▶ _WHAT THE EXERCISE ASKS_
Whenever a line contains the string "Over", copy it out of the entries.

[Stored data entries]
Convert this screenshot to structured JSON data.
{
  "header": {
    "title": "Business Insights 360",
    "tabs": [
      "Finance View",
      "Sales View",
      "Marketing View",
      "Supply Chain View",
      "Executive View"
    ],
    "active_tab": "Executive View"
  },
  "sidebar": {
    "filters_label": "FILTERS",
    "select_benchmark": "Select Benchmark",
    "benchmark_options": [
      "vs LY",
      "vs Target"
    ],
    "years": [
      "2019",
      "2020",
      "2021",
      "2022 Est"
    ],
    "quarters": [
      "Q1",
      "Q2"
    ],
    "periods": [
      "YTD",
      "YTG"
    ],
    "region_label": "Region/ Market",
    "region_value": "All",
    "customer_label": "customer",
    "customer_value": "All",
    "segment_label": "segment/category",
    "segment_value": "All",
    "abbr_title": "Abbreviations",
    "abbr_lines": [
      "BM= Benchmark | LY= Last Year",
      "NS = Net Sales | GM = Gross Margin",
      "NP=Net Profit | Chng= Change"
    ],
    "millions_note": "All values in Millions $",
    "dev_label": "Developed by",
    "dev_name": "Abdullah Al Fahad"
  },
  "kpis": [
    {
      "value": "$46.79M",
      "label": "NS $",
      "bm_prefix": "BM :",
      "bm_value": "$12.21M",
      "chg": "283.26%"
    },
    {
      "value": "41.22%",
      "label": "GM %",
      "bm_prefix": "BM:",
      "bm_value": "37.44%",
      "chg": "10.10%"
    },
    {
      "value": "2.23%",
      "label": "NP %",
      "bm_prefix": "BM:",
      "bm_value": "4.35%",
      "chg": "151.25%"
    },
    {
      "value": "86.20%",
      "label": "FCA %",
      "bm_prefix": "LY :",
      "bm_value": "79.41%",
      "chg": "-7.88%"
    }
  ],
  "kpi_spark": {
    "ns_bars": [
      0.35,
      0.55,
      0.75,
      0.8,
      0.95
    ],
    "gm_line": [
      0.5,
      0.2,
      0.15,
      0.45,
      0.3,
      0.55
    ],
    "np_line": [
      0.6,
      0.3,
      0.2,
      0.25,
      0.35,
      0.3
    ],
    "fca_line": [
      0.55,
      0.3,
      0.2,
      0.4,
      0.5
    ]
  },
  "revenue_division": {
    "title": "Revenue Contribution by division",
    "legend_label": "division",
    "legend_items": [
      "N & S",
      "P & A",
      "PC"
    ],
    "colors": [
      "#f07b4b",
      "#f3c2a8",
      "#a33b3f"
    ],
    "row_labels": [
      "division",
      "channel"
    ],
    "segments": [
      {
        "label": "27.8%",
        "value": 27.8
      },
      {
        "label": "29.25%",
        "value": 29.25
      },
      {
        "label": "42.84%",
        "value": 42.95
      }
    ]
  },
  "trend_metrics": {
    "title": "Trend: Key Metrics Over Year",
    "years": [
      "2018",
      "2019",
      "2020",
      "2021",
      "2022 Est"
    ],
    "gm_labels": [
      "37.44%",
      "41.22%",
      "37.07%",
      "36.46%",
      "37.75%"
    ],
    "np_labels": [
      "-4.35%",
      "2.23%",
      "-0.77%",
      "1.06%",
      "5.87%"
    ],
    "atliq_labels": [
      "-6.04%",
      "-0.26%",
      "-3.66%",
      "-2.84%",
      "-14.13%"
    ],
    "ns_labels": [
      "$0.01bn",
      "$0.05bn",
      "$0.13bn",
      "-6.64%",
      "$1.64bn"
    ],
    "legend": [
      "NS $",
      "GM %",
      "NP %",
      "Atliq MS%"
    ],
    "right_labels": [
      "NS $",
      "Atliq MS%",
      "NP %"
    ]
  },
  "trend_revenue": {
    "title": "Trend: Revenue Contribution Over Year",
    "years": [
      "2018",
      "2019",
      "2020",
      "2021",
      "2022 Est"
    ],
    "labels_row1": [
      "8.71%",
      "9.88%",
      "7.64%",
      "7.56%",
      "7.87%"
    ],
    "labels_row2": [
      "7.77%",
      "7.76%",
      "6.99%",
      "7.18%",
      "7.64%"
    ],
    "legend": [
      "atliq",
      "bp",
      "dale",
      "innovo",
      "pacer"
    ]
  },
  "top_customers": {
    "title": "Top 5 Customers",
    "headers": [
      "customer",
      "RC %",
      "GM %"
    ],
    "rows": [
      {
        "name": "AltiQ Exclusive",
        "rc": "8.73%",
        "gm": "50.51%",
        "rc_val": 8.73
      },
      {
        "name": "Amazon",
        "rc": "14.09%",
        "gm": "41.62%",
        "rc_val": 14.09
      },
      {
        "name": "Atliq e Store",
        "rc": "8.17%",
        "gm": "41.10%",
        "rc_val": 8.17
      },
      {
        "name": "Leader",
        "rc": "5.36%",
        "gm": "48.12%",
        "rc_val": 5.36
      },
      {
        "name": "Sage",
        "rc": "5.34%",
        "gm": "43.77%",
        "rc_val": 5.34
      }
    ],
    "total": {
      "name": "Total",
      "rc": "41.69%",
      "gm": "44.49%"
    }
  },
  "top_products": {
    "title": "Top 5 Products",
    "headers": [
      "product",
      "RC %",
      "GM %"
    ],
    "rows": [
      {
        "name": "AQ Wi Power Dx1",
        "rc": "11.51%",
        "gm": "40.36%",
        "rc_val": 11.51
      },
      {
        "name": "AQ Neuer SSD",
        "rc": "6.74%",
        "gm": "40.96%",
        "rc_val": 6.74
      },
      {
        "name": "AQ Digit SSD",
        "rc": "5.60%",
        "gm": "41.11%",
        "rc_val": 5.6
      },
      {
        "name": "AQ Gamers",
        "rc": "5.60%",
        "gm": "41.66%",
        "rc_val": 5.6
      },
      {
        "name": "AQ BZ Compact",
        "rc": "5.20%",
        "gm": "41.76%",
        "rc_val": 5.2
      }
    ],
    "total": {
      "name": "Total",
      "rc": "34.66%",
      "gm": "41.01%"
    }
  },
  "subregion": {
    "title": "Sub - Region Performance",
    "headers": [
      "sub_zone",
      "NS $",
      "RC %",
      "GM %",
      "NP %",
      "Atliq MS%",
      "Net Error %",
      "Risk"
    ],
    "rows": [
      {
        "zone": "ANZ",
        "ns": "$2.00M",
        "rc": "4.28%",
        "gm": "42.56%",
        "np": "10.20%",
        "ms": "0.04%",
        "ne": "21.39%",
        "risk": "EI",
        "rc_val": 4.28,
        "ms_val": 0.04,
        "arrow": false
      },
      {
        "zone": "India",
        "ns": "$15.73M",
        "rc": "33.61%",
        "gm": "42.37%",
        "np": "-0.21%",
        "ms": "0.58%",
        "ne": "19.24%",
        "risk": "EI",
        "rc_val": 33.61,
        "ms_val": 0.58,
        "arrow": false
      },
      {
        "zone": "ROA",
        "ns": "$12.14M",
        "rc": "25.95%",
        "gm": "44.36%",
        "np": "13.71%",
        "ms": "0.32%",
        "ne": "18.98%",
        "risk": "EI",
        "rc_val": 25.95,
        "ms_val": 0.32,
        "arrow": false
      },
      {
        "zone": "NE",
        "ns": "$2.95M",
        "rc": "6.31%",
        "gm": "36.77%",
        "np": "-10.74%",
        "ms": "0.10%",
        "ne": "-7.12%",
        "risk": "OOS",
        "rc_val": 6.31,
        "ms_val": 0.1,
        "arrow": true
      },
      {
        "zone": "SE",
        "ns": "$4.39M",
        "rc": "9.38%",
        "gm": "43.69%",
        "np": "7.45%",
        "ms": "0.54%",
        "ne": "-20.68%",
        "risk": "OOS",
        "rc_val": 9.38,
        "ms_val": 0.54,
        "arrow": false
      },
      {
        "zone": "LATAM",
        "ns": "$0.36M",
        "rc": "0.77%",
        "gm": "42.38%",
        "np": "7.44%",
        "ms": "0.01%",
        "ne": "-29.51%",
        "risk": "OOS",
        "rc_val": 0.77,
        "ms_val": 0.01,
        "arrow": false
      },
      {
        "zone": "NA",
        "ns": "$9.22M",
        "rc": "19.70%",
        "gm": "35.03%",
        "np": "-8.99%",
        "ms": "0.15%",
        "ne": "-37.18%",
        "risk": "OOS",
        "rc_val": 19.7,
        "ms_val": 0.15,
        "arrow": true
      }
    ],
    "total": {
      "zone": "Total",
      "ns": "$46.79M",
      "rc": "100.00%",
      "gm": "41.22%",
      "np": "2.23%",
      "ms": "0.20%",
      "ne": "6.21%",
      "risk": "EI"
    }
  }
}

▶ _FULL ANSWER_
    "title": "Trend: Key Metrics Over Year",
    "title": "Trend: Revenue Contribution Over Year",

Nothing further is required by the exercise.